------ Available records

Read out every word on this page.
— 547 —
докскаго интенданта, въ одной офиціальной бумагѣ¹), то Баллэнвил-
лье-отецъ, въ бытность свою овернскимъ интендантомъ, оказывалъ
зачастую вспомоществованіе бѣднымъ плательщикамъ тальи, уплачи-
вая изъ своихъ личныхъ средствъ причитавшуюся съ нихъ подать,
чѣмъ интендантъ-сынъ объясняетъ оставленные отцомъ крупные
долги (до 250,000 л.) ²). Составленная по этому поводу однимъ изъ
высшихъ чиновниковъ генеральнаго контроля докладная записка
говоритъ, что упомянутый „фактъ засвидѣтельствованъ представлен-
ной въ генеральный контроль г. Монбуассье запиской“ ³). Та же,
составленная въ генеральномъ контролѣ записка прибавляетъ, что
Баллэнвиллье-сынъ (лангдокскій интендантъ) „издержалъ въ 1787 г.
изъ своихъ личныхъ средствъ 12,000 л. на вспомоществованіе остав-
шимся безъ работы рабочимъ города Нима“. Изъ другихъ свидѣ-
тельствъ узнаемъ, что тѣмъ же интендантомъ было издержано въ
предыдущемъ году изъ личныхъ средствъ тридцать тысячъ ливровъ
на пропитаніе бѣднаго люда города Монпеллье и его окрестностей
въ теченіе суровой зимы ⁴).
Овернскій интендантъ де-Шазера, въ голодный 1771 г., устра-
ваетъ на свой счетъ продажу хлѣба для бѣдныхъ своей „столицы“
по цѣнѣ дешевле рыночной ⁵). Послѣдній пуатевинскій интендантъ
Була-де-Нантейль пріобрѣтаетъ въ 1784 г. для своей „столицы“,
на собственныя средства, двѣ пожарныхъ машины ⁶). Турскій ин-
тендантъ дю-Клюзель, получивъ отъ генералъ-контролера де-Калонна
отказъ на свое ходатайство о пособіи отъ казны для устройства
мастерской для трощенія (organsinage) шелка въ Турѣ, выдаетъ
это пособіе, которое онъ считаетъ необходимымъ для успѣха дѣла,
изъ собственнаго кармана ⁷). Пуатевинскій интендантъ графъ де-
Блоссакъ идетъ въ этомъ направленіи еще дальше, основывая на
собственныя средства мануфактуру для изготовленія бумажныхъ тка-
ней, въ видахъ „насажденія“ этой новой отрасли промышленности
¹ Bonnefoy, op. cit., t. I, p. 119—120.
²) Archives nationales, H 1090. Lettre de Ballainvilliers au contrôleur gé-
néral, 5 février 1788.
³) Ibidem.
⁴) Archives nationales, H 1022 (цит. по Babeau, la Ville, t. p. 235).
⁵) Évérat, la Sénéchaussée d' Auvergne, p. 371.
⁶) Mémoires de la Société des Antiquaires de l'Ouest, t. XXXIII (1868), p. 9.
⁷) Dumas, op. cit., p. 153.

------------

_Written exercise_.
Repeat the lines above exactly.

_Written answer_.
Read out every word on this page.
— 547 —
докскаго интенданта, въ одной офиціальной бумагѣ¹), то Баллэнвил-
лье-отецъ, въ бытность свою овернскимъ интендантомъ, оказывалъ
зачастую вспомоществованіе бѣднымъ плательщикамъ тальи, уплачи-
вая изъ своихъ личныхъ средствъ причитавшуюся съ нихъ подать,
чѣмъ интендантъ-сынъ объясняетъ оставленные отцомъ крупные
долги (до 250,000 л.) ²). Составленная по этому поводу однимъ изъ
высшихъ чиновниковъ генеральнаго контроля докладная записка
говоритъ, что упомянутый „фактъ засвидѣтельствованъ представлен-
ной въ генеральный контроль г. Монбуассье запиской“ ³). Та же,
составленная въ генеральномъ контролѣ записка прибавляетъ, что
Баллэнвиллье-сынъ (лангдокскій интендантъ) „издержалъ въ 1787 г.
изъ своихъ личныхъ средствъ 12,000 л. на вспомоществованіе остав-
шимся безъ работы рабочимъ города Нима“. Изъ другихъ свидѣ-
тельствъ узнаемъ, что тѣмъ же интендантомъ было издержано въ
предыдущемъ году изъ личныхъ средствъ тридцать тысячъ ливровъ
на пропитаніе бѣднаго люда города Монпеллье и его окрестностей
въ теченіе суровой зимы ⁴).
Овернскій интендантъ де-Шазера, въ голодный 1771 г., устра-
ваетъ на свой счетъ продажу хлѣба для бѣдныхъ своей „столицы“
по цѣнѣ дешевле рыночной ⁵). Послѣдній пуатевинскій интендантъ
Була-де-Нантейль пріобрѣтаетъ въ 1784 г. для своей „столицы“,
на собственныя средства, двѣ пожарныхъ машины ⁶). Турскій ин-
тендантъ дю-Клюзель, получивъ отъ генералъ-контролера де-Калонна
отказъ на свое ходатайство о пособіи отъ казны для устройства
мастерской для трощенія (organsinage) шелка въ Турѣ, выдаетъ
это пособіе, которое онъ считаетъ необходимымъ для успѣха дѣла,
изъ собственнаго кармана ⁷). Пуатевинскій интендантъ графъ де-
Блоссакъ идетъ въ этомъ направленіи еще дальше, основывая на
собственныя средства мануфактуру для изготовленія бумажныхъ тка-
ней, въ видахъ „насажденія“ этой новой отрасли промышленности
¹ Bonnefoy, op. cit., t. I, p. 119—120.
²) Archives nationales, H 1090. Lettre de Ballainvilliers au contrôleur gé-
néral, 5 février 1788.
³) Ibidem.
⁴) Archives nationales, H 1022 (цит. по Babeau, la Ville, t. p. 235).
⁵) Évérat, la Sénéchaussée d' Auvergne, p. 371.
⁶) Mémoires de la Société des Antiquaires de l'Ouest, t. XXXIII (1868), p. 9.
⁷) Dumas, op. cit., p. 153.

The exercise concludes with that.